:: Problem to work on ::
Retype every line of the listing below word for word, leaving out the pictures.
*****
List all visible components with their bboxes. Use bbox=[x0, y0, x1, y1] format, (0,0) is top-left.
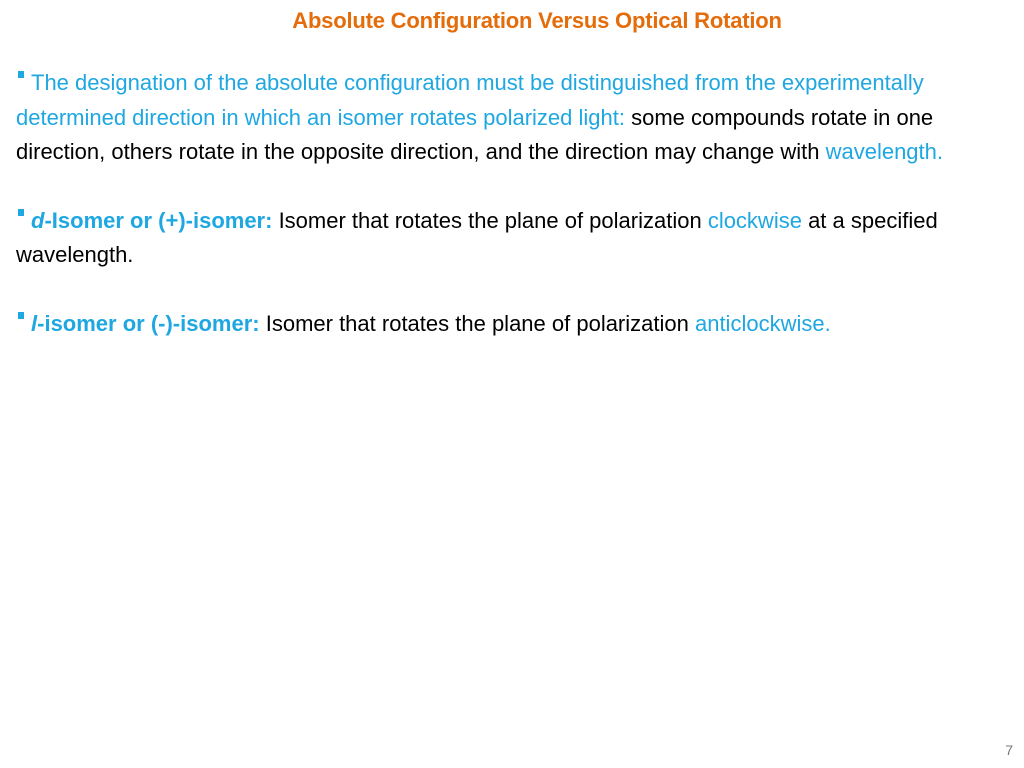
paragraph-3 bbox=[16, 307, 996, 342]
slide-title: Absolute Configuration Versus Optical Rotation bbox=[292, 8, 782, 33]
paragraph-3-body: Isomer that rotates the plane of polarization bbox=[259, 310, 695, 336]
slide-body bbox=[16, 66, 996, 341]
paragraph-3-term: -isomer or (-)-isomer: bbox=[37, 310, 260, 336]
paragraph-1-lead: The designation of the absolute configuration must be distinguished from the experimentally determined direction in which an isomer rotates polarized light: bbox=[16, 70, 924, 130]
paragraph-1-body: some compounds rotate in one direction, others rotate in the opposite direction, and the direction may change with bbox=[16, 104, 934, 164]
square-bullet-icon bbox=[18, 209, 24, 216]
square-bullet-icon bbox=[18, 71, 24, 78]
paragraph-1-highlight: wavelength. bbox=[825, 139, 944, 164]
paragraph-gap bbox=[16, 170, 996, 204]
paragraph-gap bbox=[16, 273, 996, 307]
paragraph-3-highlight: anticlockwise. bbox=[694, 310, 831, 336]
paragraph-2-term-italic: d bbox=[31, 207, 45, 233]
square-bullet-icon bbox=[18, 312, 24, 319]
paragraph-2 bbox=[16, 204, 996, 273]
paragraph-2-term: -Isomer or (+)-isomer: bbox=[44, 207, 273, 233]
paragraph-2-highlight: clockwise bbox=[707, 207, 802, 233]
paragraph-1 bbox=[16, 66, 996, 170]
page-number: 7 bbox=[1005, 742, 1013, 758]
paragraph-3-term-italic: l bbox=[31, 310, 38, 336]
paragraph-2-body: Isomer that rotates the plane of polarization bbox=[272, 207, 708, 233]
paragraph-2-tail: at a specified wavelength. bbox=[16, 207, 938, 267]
*****
:: Response for this exercise ::
List all visible components with their bboxes. Use bbox=[x0, y0, x1, y1] format, (0,0) is top-left.
paragraph-3 bbox=[16, 307, 996, 342]
slide-title: Absolute Configuration Versus Optical Rotation bbox=[292, 8, 782, 33]
paragraph-3-body: Isomer that rotates the plane of polarization bbox=[259, 310, 695, 336]
slide-body bbox=[16, 66, 996, 341]
paragraph-3-term: -isomer or (-)-isomer: bbox=[37, 310, 260, 336]
paragraph-1-lead: The designation of the absolute configuration must be distinguished from the experimentally determined direction in which an isomer rotates polarized light: bbox=[16, 70, 924, 130]
paragraph-1-body: some compounds rotate in one direction, others rotate in the opposite direction, and the direction may change with bbox=[16, 104, 934, 164]
square-bullet-icon bbox=[18, 209, 24, 216]
square-bullet-icon bbox=[18, 71, 24, 78]
paragraph-1-highlight: wavelength. bbox=[825, 139, 944, 164]
paragraph-gap bbox=[16, 170, 996, 204]
paragraph-gap bbox=[16, 273, 996, 307]
paragraph-3-highlight: anticlockwise. bbox=[694, 310, 831, 336]
paragraph-2-term-italic: d bbox=[31, 207, 45, 233]
square-bullet-icon bbox=[18, 312, 24, 319]
paragraph-2 bbox=[16, 204, 996, 273]
paragraph-2-term: -Isomer or (+)-isomer: bbox=[44, 207, 273, 233]
paragraph-2-highlight: clockwise bbox=[707, 207, 802, 233]
paragraph-1 bbox=[16, 66, 996, 170]
page-number: 7 bbox=[1005, 742, 1013, 758]
paragraph-3-term-italic: l bbox=[31, 310, 38, 336]
paragraph-2-body: Isomer that rotates the plane of polarization bbox=[272, 207, 708, 233]
paragraph-2-tail: at a specified wavelength. bbox=[16, 207, 938, 267]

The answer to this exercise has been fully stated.